:: THE INPUT ::
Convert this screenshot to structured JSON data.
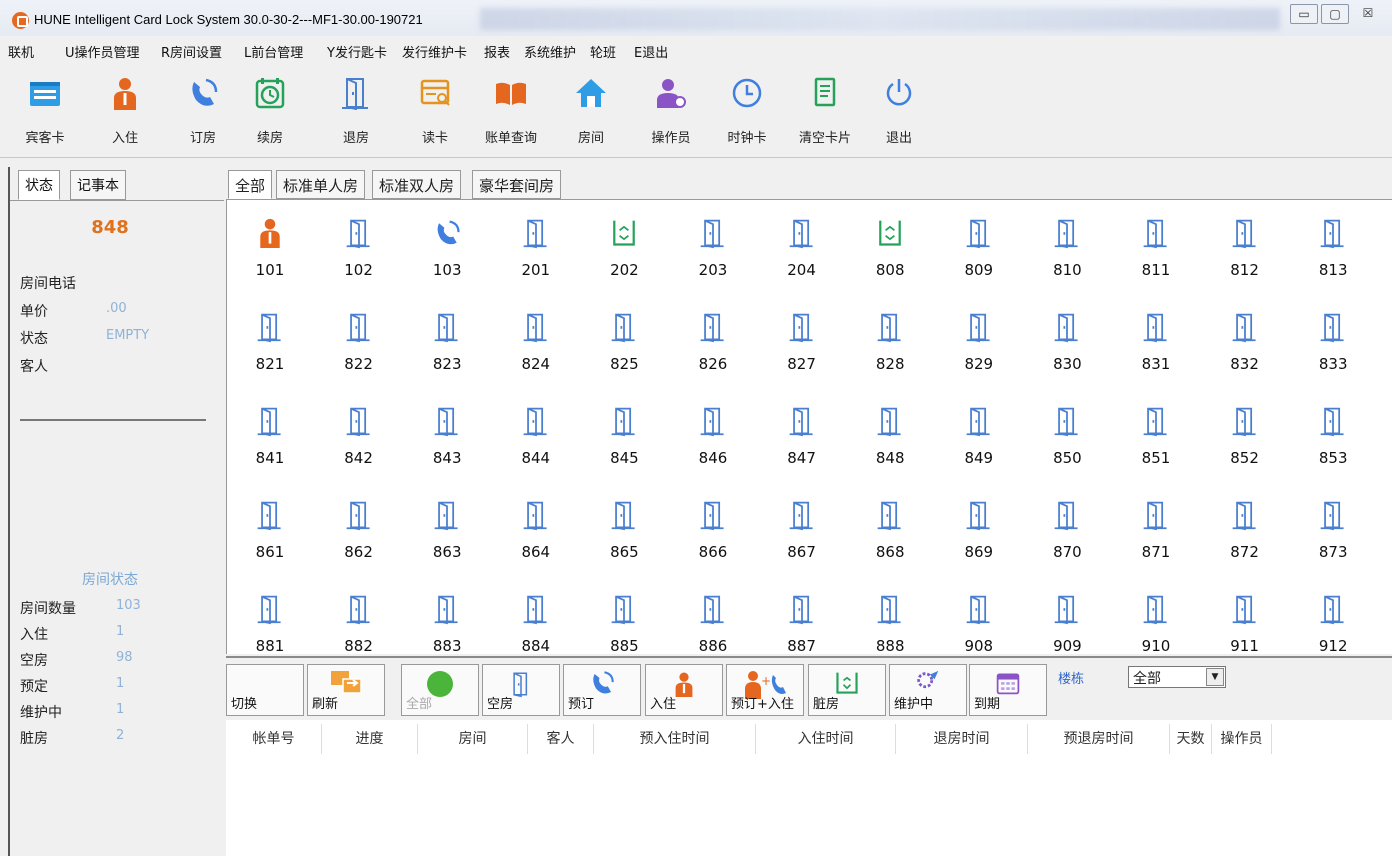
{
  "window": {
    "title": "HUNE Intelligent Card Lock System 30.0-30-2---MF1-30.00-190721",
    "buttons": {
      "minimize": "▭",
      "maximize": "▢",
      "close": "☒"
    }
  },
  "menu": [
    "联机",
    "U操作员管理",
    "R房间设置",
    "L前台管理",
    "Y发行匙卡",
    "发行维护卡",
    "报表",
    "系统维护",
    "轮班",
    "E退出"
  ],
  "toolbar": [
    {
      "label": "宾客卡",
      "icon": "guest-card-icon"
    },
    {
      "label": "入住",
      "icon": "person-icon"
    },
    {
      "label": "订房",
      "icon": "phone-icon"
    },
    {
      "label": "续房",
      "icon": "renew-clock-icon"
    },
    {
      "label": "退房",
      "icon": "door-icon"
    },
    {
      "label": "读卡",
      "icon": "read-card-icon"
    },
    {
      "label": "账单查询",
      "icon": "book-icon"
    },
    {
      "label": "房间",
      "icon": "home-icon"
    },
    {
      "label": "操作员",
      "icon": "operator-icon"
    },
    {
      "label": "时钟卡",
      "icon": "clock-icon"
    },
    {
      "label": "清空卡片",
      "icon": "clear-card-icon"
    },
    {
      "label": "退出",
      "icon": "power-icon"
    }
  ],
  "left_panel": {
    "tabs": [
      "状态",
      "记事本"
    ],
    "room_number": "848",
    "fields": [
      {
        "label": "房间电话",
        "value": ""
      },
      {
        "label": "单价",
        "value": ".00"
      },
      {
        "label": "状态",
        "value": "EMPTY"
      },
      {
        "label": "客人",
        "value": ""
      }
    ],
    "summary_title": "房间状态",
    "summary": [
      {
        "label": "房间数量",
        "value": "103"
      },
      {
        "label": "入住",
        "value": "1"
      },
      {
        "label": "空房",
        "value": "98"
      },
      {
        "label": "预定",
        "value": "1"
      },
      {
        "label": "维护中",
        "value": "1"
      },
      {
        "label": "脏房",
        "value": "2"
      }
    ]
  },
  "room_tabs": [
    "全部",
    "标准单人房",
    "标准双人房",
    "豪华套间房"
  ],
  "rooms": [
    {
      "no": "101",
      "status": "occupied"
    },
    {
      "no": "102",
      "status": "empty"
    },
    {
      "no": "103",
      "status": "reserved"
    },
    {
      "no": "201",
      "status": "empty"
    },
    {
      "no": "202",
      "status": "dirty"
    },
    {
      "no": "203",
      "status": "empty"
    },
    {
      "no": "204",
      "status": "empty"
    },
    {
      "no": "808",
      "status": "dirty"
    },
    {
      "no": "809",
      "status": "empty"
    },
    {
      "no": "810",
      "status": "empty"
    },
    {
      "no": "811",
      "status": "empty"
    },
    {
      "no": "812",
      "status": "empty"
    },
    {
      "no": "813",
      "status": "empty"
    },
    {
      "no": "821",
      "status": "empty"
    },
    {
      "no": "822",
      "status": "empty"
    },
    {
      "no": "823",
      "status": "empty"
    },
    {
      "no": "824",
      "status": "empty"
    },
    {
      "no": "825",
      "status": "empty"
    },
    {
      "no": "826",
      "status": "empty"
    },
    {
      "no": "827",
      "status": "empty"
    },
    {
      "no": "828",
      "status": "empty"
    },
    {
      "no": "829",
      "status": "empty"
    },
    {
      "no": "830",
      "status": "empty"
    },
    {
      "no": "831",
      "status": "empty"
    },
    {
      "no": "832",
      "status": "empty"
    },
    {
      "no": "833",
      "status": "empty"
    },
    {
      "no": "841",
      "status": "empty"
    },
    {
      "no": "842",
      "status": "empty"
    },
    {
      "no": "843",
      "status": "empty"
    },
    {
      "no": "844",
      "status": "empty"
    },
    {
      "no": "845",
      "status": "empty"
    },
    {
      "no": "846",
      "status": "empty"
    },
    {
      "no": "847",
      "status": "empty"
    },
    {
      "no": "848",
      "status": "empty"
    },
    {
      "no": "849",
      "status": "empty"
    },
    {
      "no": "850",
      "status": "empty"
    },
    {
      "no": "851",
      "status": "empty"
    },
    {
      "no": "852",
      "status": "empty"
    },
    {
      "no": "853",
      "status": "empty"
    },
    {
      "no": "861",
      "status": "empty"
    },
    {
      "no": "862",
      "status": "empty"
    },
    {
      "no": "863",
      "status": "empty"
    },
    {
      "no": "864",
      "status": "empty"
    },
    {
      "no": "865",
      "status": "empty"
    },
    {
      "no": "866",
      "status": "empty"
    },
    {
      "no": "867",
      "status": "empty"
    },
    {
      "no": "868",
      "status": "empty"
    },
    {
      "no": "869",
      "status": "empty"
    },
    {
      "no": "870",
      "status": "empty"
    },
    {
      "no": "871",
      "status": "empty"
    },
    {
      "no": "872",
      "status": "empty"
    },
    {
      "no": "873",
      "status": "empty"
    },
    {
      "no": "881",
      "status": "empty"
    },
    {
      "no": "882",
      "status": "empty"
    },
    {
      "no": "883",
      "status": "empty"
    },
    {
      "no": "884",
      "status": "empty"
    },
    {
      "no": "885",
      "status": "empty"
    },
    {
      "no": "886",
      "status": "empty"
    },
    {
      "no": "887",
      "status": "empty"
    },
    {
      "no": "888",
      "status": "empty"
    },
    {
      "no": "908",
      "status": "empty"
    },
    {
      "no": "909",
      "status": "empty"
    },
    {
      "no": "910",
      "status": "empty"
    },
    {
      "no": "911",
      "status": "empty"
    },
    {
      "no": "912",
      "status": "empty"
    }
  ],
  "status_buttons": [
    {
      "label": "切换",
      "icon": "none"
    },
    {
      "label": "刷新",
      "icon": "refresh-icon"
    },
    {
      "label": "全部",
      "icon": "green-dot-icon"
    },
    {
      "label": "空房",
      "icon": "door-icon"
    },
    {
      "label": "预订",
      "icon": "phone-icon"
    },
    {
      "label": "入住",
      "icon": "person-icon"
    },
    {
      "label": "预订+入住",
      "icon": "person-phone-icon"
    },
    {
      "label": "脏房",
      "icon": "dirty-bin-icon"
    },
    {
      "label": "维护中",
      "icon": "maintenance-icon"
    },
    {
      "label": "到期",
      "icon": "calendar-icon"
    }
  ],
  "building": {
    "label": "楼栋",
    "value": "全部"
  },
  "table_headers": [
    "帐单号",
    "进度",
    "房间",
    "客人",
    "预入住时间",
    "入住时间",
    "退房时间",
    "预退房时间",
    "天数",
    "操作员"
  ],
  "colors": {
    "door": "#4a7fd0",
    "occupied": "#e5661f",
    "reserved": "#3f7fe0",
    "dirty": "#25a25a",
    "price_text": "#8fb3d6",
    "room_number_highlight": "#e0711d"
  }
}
:::
:: THE INPUT ::
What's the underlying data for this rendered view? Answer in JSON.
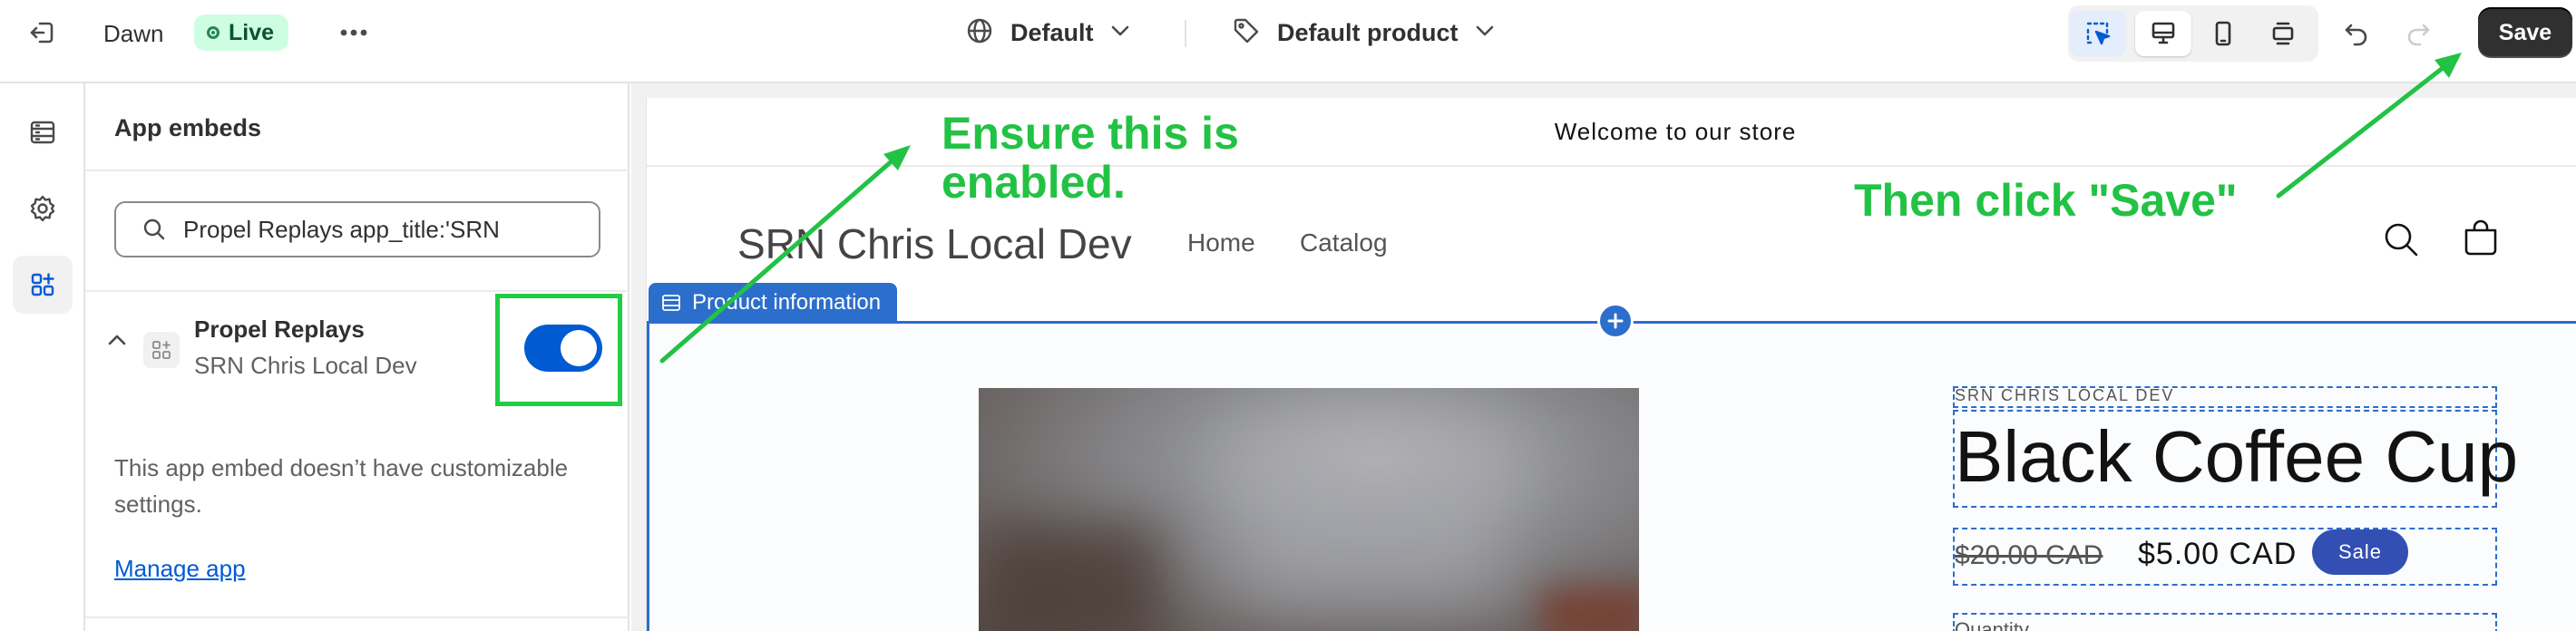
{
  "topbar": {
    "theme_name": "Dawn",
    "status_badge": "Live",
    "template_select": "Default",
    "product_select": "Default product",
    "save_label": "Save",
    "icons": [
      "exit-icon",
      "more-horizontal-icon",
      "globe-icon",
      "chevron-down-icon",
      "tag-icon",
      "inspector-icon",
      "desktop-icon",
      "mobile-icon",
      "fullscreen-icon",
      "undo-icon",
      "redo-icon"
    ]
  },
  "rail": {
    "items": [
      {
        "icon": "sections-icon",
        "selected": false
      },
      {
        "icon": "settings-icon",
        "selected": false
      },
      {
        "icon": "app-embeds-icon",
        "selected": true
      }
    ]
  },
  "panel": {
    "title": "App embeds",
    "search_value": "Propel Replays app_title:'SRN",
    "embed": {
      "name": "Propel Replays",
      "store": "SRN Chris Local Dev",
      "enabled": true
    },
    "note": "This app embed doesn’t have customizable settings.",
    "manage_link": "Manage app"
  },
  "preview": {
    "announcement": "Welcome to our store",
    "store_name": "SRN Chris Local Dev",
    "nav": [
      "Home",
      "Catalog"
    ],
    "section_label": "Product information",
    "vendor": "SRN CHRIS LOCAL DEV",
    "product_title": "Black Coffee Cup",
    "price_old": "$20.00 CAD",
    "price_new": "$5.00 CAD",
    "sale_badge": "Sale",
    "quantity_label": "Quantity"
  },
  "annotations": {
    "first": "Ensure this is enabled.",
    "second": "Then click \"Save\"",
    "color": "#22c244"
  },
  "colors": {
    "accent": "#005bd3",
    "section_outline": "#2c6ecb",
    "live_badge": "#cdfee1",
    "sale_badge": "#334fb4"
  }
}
:::
-- EXERCISE --
Return all lines of the material above in which the word "settings" occurs.

-- EXPECTED OUTPUT --
        "icon": "settings-icon",
    "note": "This app embed doesn’t have customizable settings.",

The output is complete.